§ GIVEN TASK
The entries below are to be written out again without alteration.

Collected data entries
◆ ◆ ◆

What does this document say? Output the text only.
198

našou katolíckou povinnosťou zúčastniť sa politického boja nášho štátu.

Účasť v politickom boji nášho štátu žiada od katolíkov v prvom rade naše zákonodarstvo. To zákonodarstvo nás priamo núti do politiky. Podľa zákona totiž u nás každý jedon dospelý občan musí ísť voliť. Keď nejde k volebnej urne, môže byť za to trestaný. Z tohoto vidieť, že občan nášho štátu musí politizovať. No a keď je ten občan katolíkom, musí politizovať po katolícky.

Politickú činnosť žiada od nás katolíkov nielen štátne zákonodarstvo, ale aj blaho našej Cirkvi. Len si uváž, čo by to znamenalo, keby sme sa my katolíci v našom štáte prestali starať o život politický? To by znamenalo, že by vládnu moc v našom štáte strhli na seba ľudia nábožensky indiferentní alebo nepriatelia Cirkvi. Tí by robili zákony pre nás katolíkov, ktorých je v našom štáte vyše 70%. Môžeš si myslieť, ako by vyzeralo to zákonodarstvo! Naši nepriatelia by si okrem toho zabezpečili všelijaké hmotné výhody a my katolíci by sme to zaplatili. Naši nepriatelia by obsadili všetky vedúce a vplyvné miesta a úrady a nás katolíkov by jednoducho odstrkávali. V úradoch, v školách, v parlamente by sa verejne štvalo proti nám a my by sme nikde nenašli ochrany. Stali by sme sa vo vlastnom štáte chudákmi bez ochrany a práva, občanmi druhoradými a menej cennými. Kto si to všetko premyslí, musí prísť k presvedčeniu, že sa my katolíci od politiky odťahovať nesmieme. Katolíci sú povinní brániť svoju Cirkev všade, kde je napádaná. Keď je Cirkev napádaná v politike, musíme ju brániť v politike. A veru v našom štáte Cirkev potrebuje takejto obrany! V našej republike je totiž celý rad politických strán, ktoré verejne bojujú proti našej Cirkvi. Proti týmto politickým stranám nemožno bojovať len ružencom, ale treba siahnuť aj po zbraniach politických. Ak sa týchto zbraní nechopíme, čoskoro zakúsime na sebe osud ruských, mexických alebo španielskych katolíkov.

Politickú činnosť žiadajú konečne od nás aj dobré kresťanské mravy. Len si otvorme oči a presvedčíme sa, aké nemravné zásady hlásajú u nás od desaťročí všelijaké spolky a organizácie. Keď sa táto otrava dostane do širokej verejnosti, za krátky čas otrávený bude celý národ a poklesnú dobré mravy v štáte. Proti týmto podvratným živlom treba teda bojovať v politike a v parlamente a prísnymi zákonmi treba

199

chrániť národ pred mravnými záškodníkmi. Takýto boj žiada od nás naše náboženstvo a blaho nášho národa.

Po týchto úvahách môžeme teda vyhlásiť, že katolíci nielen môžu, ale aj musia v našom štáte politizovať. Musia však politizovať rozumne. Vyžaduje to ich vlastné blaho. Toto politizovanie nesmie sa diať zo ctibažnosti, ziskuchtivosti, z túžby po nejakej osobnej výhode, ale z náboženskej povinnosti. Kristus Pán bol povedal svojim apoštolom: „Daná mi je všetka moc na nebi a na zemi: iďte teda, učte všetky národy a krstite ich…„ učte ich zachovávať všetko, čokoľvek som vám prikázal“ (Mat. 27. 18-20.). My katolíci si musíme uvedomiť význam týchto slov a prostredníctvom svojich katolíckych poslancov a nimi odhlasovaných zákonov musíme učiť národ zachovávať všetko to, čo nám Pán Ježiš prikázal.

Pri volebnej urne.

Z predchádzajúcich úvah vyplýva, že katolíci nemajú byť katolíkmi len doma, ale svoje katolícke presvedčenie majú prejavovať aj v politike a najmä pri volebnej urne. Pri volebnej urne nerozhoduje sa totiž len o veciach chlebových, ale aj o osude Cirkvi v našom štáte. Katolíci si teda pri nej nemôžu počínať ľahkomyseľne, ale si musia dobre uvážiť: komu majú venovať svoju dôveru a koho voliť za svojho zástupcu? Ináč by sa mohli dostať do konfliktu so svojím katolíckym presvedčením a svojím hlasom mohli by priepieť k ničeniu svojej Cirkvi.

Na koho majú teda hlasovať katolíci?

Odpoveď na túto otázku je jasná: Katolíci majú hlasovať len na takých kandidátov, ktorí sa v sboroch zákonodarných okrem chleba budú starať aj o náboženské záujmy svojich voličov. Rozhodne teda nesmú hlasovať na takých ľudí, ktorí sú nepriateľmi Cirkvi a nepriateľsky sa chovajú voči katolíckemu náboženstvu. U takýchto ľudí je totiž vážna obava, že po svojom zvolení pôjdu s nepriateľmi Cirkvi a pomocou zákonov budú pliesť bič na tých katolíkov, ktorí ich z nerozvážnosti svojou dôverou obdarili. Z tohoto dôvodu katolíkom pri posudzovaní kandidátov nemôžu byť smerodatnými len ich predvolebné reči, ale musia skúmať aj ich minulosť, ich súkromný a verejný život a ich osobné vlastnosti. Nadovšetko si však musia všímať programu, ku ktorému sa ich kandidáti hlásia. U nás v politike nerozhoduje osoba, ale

◆ ◆ ◆

§ TASK SOLUTION
What does this document say? Output the text only.
198

našou katolíckou povinnosťou zúčastniť sa politického boja nášho štátu.

Účasť v politickom boji nášho štátu žiada od katolíkov v prvom rade naše zákonodarstvo. To zákonodarstvo nás priamo núti do politiky. Podľa zákona totiž u nás každý jedon dospelý občan musí ísť voliť. Keď nejde k volebnej urne, môže byť za to trestaný. Z tohoto vidieť, že občan nášho štátu musí politizovať. No a keď je ten občan katolíkom, musí politizovať po katolícky.

Politickú činnosť žiada od nás katolíkov nielen štátne zákonodarstvo, ale aj blaho našej Cirkvi. Len si uváž, čo by to znamenalo, keby sme sa my katolíci v našom štáte prestali starať o život politický? To by znamenalo, že by vládnu moc v našom štáte strhli na seba ľudia nábožensky indiferentní alebo nepriatelia Cirkvi. Tí by robili zákony pre nás katolíkov, ktorých je v našom štáte vyše 70%. Môžeš si myslieť, ako by vyzeralo to zákonodarstvo! Naši nepriatelia by si okrem toho zabezpečili všelijaké hmotné výhody a my katolíci by sme to zaplatili. Naši nepriatelia by obsadili všetky vedúce a vplyvné miesta a úrady a nás katolíkov by jednoducho odstrkávali. V úradoch, v školách, v parlamente by sa verejne štvalo proti nám a my by sme nikde nenašli ochrany. Stali by sme sa vo vlastnom štáte chudákmi bez ochrany a práva, občanmi druhoradými a menej cennými. Kto si to všetko premyslí, musí prísť k presvedčeniu, že sa my katolíci od politiky odťahovať nesmieme. Katolíci sú povinní brániť svoju Cirkev všade, kde je napádaná. Keď je Cirkev napádaná v politike, musíme ju brániť v politike. A veru v našom štáte Cirkev potrebuje takejto obrany! V našej republike je totiž celý rad politických strán, ktoré verejne bojujú proti našej Cirkvi. Proti týmto politickým stranám nemožno bojovať len ružencom, ale treba siahnuť aj po zbraniach politických. Ak sa týchto zbraní nechopíme, čoskoro zakúsime na sebe osud ruských, mexických alebo španielskych katolíkov.

Politickú činnosť žiadajú konečne od nás aj dobré kresťanské mravy. Len si otvorme oči a presvedčíme sa, aké nemravné zásady hlásajú u nás od desaťročí všelijaké spolky a organizácie. Keď sa táto otrava dostane do širokej verejnosti, za krátky čas otrávený bude celý národ a poklesnú dobré mravy v štáte. Proti týmto podvratným živlom treba teda bojovať v politike a v parlamente a prísnymi zákonmi treba

199

chrániť národ pred mravnými záškodníkmi. Takýto boj žiada od nás naše náboženstvo a blaho nášho národa.

Po týchto úvahách môžeme teda vyhlásiť, že katolíci nielen môžu, ale aj musia v našom štáte politizovať. Musia však politizovať rozumne. Vyžaduje to ich vlastné blaho. Toto politizovanie nesmie sa diať zo ctibažnosti, ziskuchtivosti, z túžby po nejakej osobnej výhode, ale z náboženskej povinnosti. Kristus Pán bol povedal svojim apoštolom: „Daná mi je všetka moc na nebi a na zemi: iďte teda, učte všetky národy a krstite ich…„ učte ich zachovávať všetko, čokoľvek som vám prikázal“ (Mat. 27. 18-20.). My katolíci si musíme uvedomiť význam týchto slov a prostredníctvom svojich katolíckych poslancov a nimi odhlasovaných zákonov musíme učiť národ zachovávať všetko to, čo nám Pán Ježiš prikázal.

Pri volebnej urne.

Z predchádzajúcich úvah vyplýva, že katolíci nemajú byť katolíkmi len doma, ale svoje katolícke presvedčenie majú prejavovať aj v politike a najmä pri volebnej urne. Pri volebnej urne nerozhoduje sa totiž len o veciach chlebových, ale aj o osude Cirkvi v našom štáte. Katolíci si teda pri nej nemôžu počínať ľahkomyseľne, ale si musia dobre uvážiť: komu majú venovať svoju dôveru a koho voliť za svojho zástupcu? Ináč by sa mohli dostať do konfliktu so svojím katolíckym presvedčením a svojím hlasom mohli by priepieť k ničeniu svojej Cirkvi.

Na koho majú teda hlasovať katolíci?

Odpoveď na túto otázku je jasná: Katolíci majú hlasovať len na takých kandidátov, ktorí sa v sboroch zákonodarných okrem chleba budú starať aj o náboženské záujmy svojich voličov. Rozhodne teda nesmú hlasovať na takých ľudí, ktorí sú nepriateľmi Cirkvi a nepriateľsky sa chovajú voči katolíckemu náboženstvu. U takýchto ľudí je totiž vážna obava, že po svojom zvolení pôjdu s nepriateľmi Cirkvi a pomocou zákonov budú pliesť bič na tých katolíkov, ktorí ich z nerozvážnosti svojou dôverou obdarili. Z tohoto dôvodu katolíkom pri posudzovaní kandidátov nemôžu byť smerodatnými len ich predvolebné reči, ale musia skúmať aj ich minulosť, ich súkromný a verejný život a ich osobné vlastnosti. Nadovšetko si však musia všímať programu, ku ktorému sa ich kandidáti hlásia. U nás v politike nerozhoduje osoba, ale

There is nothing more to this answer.